Exercise prompt: Without the pictures, write out all the lines below exactly as they appear.

**** Dataset records ****

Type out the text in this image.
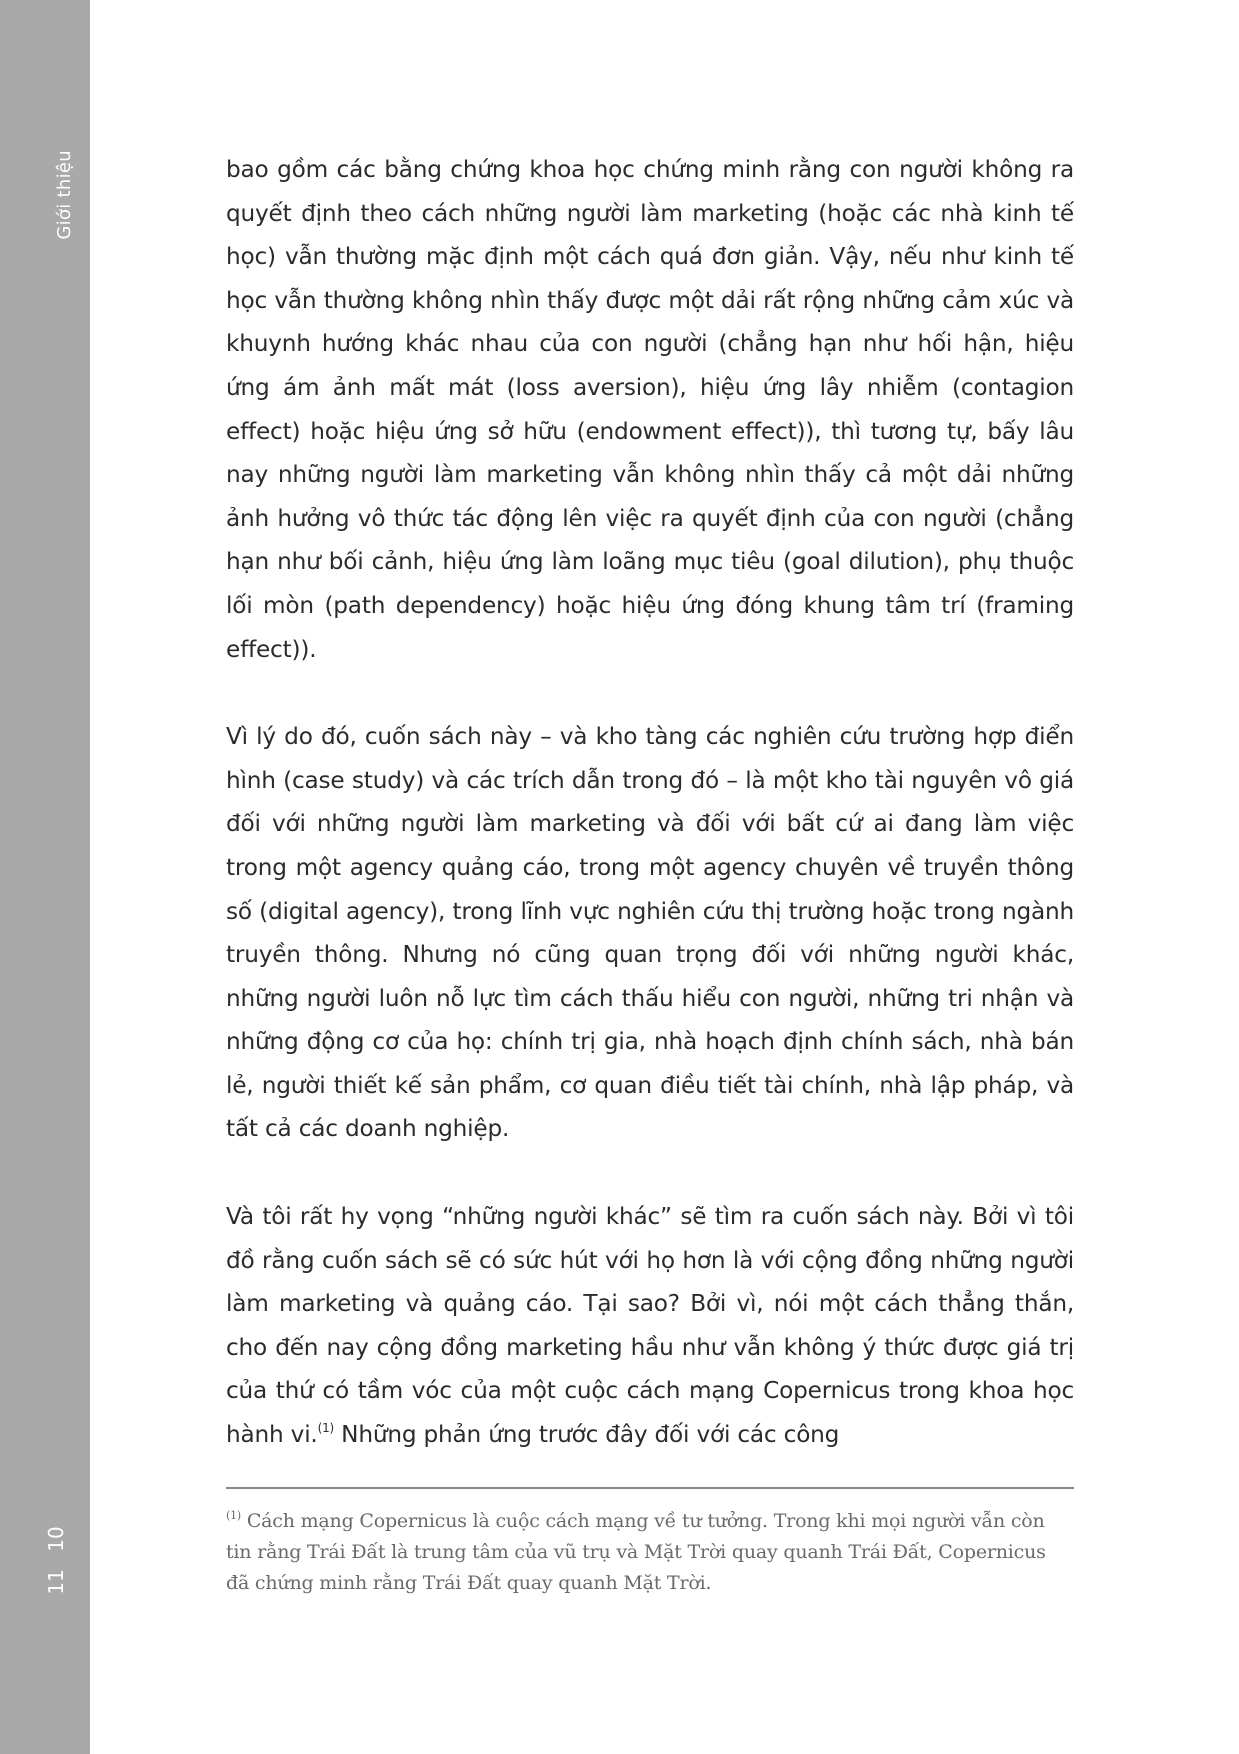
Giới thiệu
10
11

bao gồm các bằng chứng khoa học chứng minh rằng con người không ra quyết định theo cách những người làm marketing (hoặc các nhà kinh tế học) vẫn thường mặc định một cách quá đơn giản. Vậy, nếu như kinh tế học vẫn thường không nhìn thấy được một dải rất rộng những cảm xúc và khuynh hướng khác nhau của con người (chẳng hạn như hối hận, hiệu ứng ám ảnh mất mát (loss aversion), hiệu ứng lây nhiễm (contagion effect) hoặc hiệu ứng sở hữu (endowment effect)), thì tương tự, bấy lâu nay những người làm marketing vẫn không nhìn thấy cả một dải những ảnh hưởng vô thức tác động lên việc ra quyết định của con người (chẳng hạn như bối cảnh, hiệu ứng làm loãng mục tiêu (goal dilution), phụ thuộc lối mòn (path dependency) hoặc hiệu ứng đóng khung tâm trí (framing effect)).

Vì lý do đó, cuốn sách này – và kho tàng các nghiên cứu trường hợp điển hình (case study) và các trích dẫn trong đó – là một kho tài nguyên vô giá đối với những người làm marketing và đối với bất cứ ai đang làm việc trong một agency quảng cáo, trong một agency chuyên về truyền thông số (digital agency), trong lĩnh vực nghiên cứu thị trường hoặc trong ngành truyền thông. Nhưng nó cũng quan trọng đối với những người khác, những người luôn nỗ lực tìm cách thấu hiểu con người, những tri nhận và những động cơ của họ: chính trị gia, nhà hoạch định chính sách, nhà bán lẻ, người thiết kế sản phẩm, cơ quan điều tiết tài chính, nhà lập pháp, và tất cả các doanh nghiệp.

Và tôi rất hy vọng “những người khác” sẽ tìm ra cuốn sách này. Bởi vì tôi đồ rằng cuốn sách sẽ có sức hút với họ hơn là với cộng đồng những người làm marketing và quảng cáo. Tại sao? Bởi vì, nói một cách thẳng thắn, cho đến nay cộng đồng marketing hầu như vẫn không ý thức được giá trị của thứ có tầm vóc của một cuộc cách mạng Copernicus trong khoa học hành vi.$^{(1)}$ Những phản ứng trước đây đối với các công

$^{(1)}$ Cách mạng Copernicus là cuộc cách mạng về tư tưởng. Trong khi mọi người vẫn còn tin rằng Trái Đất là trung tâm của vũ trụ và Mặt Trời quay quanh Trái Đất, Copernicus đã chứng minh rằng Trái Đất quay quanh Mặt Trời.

****

Answer to the problem:
Type out the text in this image.
Giới thiệu
10
11

bao gồm các bằng chứng khoa học chứng minh rằng con người không ra quyết định theo cách những người làm marketing (hoặc các nhà kinh tế học) vẫn thường mặc định một cách quá đơn giản. Vậy, nếu như kinh tế học vẫn thường không nhìn thấy được một dải rất rộng những cảm xúc và khuynh hướng khác nhau của con người (chẳng hạn như hối hận, hiệu ứng ám ảnh mất mát (loss aversion), hiệu ứng lây nhiễm (contagion effect) hoặc hiệu ứng sở hữu (endowment effect)), thì tương tự, bấy lâu nay những người làm marketing vẫn không nhìn thấy cả một dải những ảnh hưởng vô thức tác động lên việc ra quyết định của con người (chẳng hạn như bối cảnh, hiệu ứng làm loãng mục tiêu (goal dilution), phụ thuộc lối mòn (path dependency) hoặc hiệu ứng đóng khung tâm trí (framing effect)).

Vì lý do đó, cuốn sách này – và kho tàng các nghiên cứu trường hợp điển hình (case study) và các trích dẫn trong đó – là một kho tài nguyên vô giá đối với những người làm marketing và đối với bất cứ ai đang làm việc trong một agency quảng cáo, trong một agency chuyên về truyền thông số (digital agency), trong lĩnh vực nghiên cứu thị trường hoặc trong ngành truyền thông. Nhưng nó cũng quan trọng đối với những người khác, những người luôn nỗ lực tìm cách thấu hiểu con người, những tri nhận và những động cơ của họ: chính trị gia, nhà hoạch định chính sách, nhà bán lẻ, người thiết kế sản phẩm, cơ quan điều tiết tài chính, nhà lập pháp, và tất cả các doanh nghiệp.

Và tôi rất hy vọng “những người khác” sẽ tìm ra cuốn sách này. Bởi vì tôi đồ rằng cuốn sách sẽ có sức hút với họ hơn là với cộng đồng những người làm marketing và quảng cáo. Tại sao? Bởi vì, nói một cách thẳng thắn, cho đến nay cộng đồng marketing hầu như vẫn không ý thức được giá trị của thứ có tầm vóc của một cuộc cách mạng Copernicus trong khoa học hành vi.$^{(1)}$ Những phản ứng trước đây đối với các công

$^{(1)}$ Cách mạng Copernicus là cuộc cách mạng về tư tưởng. Trong khi mọi người vẫn còn tin rằng Trái Đất là trung tâm của vũ trụ và Mặt Trời quay quanh Trái Đất, Copernicus đã chứng minh rằng Trái Đất quay quanh Mặt Trời.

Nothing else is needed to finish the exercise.